### YOUR TASK
Every entry must appear in the answer exactly as written.

### MATERIAL PROVIDED
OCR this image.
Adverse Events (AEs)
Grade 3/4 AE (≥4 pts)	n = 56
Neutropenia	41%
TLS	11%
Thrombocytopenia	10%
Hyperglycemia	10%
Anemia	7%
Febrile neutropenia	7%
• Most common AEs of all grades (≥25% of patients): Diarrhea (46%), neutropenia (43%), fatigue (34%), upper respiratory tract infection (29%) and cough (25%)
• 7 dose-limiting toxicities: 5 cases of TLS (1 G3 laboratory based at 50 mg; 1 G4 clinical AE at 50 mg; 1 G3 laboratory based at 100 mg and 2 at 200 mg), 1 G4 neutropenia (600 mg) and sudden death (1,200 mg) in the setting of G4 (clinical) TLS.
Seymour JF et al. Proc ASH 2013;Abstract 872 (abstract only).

### SOLUTION TO THE PROBLEM
OCR this image.
Adverse Events (AEs)
Grade 3/4 AE (≥4 pts)	n = 56
Neutropenia	41%
TLS	11%
Thrombocytopenia	10%
Hyperglycemia	10%
Anemia	7%
Febrile neutropenia	7%
• Most common AEs of all grades (≥25% of patients): Diarrhea (46%), neutropenia (43%), fatigue (34%), upper respiratory tract infection (29%) and cough (25%)
• 7 dose-limiting toxicities: 5 cases of TLS (1 G3 laboratory based at 50 mg; 1 G4 clinical AE at 50 mg; 1 G3 laboratory based at 100 mg and 2 at 200 mg), 1 G4 neutropenia (600 mg) and sudden death (1,200 mg) in the setting of G4 (clinical) TLS.
Seymour JF et al. Proc ASH 2013;Abstract 872 (abstract only).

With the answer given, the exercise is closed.